# Task prompt:
The answer should be each line of the records that contains the word "value"; please copy them all.

Stored data
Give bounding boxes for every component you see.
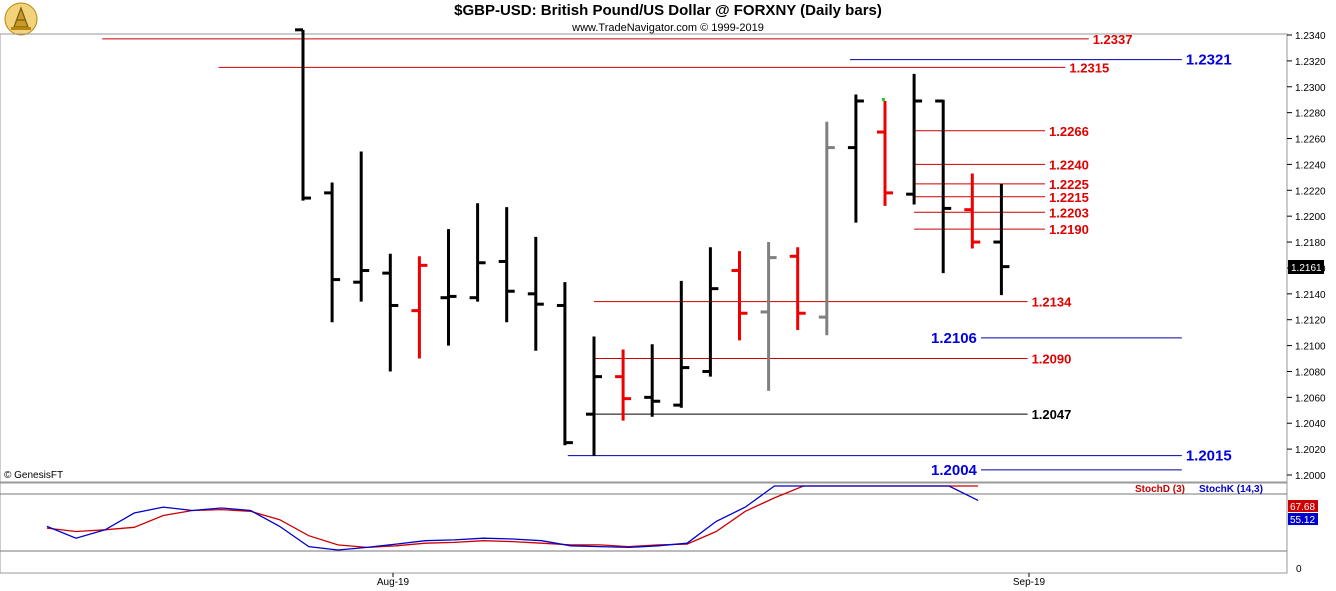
stoch-d-line: [46, 485, 979, 549]
ohlc-bar: [411, 256, 428, 359]
y-tick-label: 1.2100: [1295, 342, 1326, 353]
chart-title: $GBP-USD: British Pound/US Dollar @ FORX…: [454, 2, 882, 19]
y-tick-label: 1.2140: [1295, 290, 1326, 301]
ohlc-bar: [644, 344, 661, 417]
y-tick-label: 1.2080: [1295, 367, 1326, 378]
y-tick-label: 1.2060: [1295, 393, 1326, 404]
y-tick-label: 1.2000: [1295, 471, 1326, 482]
level-label: 1.2315: [1069, 60, 1109, 75]
y-tick-label: 1.2200: [1295, 212, 1326, 223]
ohlc-bar: [906, 73, 923, 205]
y-tick-label: 1.2120: [1295, 316, 1326, 327]
y-tick-label: 1.2320: [1295, 57, 1326, 68]
ohlc-bar: [877, 101, 893, 206]
ohlc-bar: [295, 28, 311, 201]
stoch-k-legend: StochK (14,3): [1199, 484, 1263, 495]
y-tick-label: 1.2280: [1295, 109, 1326, 120]
ohlc-bars: [295, 28, 1010, 456]
stoch-d-value-box: [1288, 500, 1318, 512]
stochastic-oscillator: [46, 485, 979, 551]
y-tick-label: 1.2020: [1295, 445, 1326, 456]
level-label: 1.2047: [1032, 407, 1072, 422]
level-label: 1.2134: [1032, 295, 1073, 310]
stoch-d-legend: StochD (3): [1135, 484, 1185, 495]
stoch-k-value-box: [1288, 513, 1318, 525]
level-label: 1.2337: [1093, 32, 1133, 47]
stochastic-panel-frame: [0, 482, 1288, 574]
level-label: 1.2015: [1186, 448, 1232, 465]
x-tick-label: Sep-19: [1013, 577, 1046, 588]
level-label: 1.2203: [1049, 205, 1089, 220]
ohlc-bar: [469, 203, 486, 302]
chart-subtitle: www.TradeNavigator.com © 1999-2019: [572, 22, 764, 34]
ohlc-bar: [847, 94, 864, 223]
ohlc-bar: [731, 251, 748, 341]
high-marker: [881, 98, 885, 101]
ohlc-bar: [498, 207, 515, 323]
current-price-label: 1.2161: [1291, 263, 1322, 274]
level-label: 1.2240: [1049, 157, 1089, 172]
level-label: 1.2190: [1049, 222, 1089, 237]
x-tick-label: Aug-19: [377, 577, 410, 588]
ohlc-bar: [702, 247, 719, 377]
y-tick-label: 1.2300: [1295, 83, 1326, 94]
level-label: 1.2215: [1049, 190, 1089, 205]
ohlc-bar: [935, 99, 952, 274]
y-tick-label: 1.2040: [1295, 419, 1326, 430]
copyright-label: © GenesisFT: [4, 470, 63, 481]
ohlc-bar: [324, 182, 341, 323]
ohlc-bar: [818, 121, 835, 336]
stoch-k-value: 55.12: [1290, 515, 1315, 526]
ohlc-bar: [353, 151, 370, 302]
ohlc-bar: [964, 173, 981, 249]
ohlc-bar: [673, 280, 690, 408]
ohlc-bar: [586, 336, 602, 456]
ohlc-bar: [615, 349, 632, 421]
y-tick-label: 1.2240: [1295, 160, 1326, 171]
stoch-zero-tick: 0: [1296, 564, 1302, 575]
level-label: 1.2266: [1049, 124, 1089, 139]
ohlc-bar: [440, 229, 457, 346]
y-tick-label: 1.2180: [1295, 238, 1326, 249]
price-y-axis: 1.2340 1.2320 1.2300 1.2280 1.2260 1.2240 1.22…: [1287, 31, 1326, 482]
price-panel-frame: [0, 33, 1288, 483]
ohlc-bar: [527, 236, 544, 351]
level-label: 1.2225: [1049, 177, 1089, 192]
stoch-d-value: 67.68: [1290, 502, 1315, 513]
y-tick-label: 1.2260: [1295, 135, 1326, 146]
current-price-box: [1288, 260, 1324, 274]
level-label: 1.2004: [931, 462, 978, 479]
time-x-axis: Aug-19 Sep-19: [377, 573, 1046, 588]
ohlc-bar: [556, 282, 573, 446]
genesis-logo-icon: [4, 2, 38, 41]
level-label: 1.2321: [1186, 52, 1232, 69]
level-label: 1.2106: [931, 330, 977, 347]
y-tick-label: 1.2220: [1295, 186, 1326, 197]
ohlc-bar: [789, 247, 806, 331]
ohlc-bar: [382, 253, 399, 372]
stoch-k-line: [46, 485, 979, 551]
level-label: 1.2090: [1032, 352, 1072, 367]
y-tick-label: 1.2340: [1295, 31, 1326, 42]
ohlc-bar: [993, 183, 1010, 296]
ohlc-bar: [760, 242, 777, 391]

# Answer space:
stoch-d-value-box: [1288, 500, 1318, 512]
stoch-k-value-box: [1288, 513, 1318, 525]
stoch-k-value: 55.12: [1290, 515, 1315, 526]
stoch-d-value: 67.68: [1290, 502, 1315, 513]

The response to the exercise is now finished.